* Requirement *
Look through the lines below and extract any with the word "Group".

[Source records]
------------------------------

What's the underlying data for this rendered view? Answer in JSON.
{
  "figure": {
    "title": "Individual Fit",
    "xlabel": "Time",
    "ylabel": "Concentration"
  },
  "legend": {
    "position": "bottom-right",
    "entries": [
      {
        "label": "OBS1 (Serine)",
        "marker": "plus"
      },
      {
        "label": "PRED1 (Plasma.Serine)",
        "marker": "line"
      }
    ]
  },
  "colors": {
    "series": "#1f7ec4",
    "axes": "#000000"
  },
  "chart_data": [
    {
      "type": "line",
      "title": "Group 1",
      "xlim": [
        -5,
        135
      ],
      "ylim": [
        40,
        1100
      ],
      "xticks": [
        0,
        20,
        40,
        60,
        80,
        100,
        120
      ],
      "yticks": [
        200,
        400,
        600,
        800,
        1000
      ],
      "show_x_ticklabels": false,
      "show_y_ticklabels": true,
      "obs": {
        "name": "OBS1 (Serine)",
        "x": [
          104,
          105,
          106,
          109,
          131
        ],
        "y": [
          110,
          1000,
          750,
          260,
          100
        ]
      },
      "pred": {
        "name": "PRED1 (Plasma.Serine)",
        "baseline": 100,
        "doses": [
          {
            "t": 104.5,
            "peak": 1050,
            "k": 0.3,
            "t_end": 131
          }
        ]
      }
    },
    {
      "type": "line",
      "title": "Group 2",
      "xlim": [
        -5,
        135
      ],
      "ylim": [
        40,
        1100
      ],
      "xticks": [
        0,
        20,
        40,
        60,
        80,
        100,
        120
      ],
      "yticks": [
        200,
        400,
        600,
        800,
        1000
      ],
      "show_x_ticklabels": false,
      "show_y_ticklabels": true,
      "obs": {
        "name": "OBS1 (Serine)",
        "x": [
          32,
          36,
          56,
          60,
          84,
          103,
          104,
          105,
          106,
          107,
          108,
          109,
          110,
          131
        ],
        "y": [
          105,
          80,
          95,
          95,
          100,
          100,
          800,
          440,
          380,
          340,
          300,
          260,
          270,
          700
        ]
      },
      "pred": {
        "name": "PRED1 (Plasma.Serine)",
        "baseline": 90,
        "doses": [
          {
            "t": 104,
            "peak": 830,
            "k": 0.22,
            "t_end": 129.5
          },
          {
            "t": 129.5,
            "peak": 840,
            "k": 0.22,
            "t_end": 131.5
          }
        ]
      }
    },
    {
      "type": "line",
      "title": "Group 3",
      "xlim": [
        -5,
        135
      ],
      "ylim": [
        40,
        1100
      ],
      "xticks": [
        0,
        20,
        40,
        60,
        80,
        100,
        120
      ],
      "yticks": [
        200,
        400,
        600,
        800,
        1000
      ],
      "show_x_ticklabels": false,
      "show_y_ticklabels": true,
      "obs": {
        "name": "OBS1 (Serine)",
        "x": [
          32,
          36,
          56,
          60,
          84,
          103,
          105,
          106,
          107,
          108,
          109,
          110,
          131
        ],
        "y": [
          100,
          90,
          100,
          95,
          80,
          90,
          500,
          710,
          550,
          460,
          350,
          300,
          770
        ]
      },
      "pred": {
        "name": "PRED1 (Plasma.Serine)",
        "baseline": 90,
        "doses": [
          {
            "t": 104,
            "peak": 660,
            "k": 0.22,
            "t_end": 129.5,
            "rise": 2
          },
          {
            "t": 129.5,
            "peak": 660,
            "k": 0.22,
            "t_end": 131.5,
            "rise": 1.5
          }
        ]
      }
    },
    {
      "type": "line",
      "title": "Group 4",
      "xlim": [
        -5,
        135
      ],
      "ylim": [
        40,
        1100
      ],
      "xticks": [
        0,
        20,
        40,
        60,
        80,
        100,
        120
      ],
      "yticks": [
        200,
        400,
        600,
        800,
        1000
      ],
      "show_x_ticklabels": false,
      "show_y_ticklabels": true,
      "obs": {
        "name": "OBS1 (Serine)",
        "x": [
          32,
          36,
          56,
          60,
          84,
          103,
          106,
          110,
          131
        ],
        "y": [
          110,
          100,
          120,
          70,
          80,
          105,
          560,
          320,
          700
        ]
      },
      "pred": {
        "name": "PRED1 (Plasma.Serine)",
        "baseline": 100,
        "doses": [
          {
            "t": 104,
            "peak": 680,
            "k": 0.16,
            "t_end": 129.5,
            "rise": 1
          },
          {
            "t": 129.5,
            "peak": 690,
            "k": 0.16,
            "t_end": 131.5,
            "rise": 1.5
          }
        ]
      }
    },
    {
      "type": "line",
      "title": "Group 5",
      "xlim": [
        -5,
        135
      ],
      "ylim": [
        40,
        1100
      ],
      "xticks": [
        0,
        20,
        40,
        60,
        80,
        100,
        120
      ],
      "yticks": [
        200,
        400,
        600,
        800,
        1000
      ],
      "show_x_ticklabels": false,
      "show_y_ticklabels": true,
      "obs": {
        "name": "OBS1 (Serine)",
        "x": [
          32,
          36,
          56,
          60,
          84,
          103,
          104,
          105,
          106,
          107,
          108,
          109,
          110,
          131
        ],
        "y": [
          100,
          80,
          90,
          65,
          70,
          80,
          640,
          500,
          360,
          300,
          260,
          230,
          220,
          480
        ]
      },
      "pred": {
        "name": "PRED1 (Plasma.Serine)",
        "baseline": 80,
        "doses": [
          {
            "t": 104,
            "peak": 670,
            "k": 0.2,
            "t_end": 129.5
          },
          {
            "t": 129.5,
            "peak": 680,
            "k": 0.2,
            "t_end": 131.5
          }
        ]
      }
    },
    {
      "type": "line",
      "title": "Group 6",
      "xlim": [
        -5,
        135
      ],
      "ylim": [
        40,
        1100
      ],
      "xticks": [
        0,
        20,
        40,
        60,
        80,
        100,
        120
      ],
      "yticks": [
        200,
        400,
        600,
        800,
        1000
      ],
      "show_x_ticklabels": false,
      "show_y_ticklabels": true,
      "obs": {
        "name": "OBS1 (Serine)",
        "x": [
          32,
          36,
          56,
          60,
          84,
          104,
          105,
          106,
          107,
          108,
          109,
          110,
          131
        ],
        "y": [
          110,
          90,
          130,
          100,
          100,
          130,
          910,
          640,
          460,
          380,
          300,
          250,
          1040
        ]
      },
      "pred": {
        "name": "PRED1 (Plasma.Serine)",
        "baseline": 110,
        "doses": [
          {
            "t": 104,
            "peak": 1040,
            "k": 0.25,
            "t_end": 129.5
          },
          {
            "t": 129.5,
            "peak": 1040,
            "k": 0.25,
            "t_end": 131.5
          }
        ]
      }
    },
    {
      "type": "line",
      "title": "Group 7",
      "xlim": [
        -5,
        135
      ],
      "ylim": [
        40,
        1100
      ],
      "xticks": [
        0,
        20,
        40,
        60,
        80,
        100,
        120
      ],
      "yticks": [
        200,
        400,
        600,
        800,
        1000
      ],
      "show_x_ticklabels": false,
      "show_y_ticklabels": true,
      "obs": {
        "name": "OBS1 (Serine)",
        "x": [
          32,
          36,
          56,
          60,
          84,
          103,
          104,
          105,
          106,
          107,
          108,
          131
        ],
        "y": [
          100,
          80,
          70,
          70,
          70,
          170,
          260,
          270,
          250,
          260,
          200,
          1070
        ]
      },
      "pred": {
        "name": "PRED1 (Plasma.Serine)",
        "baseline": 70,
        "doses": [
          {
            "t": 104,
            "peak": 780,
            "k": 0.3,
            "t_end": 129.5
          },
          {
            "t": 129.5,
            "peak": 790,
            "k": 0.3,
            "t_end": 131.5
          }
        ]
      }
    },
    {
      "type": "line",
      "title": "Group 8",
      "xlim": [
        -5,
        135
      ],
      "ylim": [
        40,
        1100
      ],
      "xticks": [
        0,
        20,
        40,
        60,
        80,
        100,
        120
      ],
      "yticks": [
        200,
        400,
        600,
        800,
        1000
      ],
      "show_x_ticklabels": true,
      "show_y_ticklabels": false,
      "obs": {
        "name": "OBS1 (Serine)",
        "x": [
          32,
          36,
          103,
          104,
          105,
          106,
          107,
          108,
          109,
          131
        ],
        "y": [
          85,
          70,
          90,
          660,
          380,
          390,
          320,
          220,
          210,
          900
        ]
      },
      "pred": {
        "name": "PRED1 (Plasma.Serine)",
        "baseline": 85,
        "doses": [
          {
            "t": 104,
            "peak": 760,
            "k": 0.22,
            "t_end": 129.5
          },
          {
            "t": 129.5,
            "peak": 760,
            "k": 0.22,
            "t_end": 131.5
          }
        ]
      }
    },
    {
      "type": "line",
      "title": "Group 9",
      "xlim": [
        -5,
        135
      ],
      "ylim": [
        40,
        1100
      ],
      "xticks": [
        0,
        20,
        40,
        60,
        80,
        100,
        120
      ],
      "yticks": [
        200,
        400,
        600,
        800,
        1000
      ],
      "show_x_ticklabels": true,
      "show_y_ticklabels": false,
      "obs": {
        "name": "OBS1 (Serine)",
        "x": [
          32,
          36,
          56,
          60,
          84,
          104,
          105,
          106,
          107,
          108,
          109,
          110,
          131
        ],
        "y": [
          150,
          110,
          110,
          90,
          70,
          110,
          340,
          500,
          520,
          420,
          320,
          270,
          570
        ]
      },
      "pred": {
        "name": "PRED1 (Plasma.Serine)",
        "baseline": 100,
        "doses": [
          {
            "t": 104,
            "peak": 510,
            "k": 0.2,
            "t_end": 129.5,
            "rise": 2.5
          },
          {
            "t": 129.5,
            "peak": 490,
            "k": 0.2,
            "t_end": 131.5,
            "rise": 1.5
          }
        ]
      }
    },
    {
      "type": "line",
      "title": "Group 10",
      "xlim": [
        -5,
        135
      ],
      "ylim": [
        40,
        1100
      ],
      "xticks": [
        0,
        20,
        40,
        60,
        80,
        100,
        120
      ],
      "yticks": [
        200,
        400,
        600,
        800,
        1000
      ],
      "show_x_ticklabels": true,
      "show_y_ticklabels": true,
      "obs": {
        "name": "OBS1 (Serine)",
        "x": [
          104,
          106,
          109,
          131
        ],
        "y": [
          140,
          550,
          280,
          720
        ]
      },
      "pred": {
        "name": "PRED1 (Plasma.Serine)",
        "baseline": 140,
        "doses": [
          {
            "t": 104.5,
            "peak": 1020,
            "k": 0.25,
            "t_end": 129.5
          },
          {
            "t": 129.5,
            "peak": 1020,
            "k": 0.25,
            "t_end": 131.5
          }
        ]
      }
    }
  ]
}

------------------------------

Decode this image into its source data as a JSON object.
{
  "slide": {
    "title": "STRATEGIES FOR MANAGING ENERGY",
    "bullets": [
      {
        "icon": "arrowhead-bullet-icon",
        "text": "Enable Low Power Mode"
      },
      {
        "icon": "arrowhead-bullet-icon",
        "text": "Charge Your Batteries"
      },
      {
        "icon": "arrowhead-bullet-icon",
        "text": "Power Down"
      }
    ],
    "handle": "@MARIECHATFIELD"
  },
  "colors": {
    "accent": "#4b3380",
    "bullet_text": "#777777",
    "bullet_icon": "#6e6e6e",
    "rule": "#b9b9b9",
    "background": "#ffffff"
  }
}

------------------------------

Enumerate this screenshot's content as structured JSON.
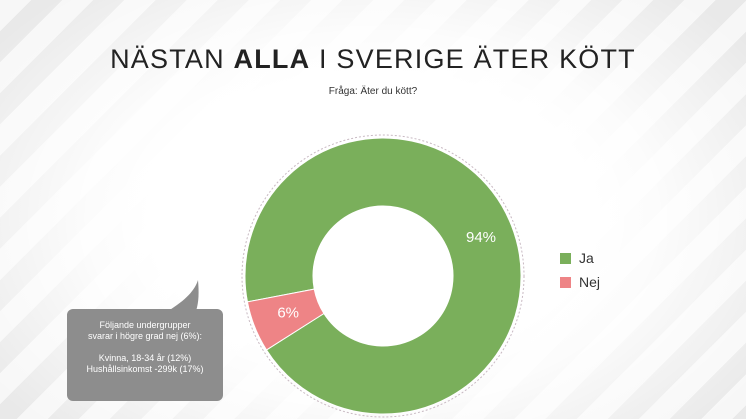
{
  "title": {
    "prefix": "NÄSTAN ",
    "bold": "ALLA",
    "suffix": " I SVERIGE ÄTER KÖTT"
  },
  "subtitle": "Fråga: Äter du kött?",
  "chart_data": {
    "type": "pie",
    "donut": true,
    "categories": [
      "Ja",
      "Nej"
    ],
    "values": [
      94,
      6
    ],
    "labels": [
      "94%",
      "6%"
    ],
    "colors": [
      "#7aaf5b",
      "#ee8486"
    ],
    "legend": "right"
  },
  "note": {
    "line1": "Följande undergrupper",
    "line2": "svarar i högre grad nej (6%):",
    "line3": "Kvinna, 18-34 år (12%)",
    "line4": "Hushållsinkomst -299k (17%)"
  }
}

------------------------------

* Full answer *
      "title": "Group 1",
      "title": "Group 2",
      "title": "Group 3",
      "title": "Group 4",
      "title": "Group 5",
      "title": "Group 6",
      "title": "Group 7",
      "title": "Group 8",
      "title": "Group 9",
      "title": "Group 10",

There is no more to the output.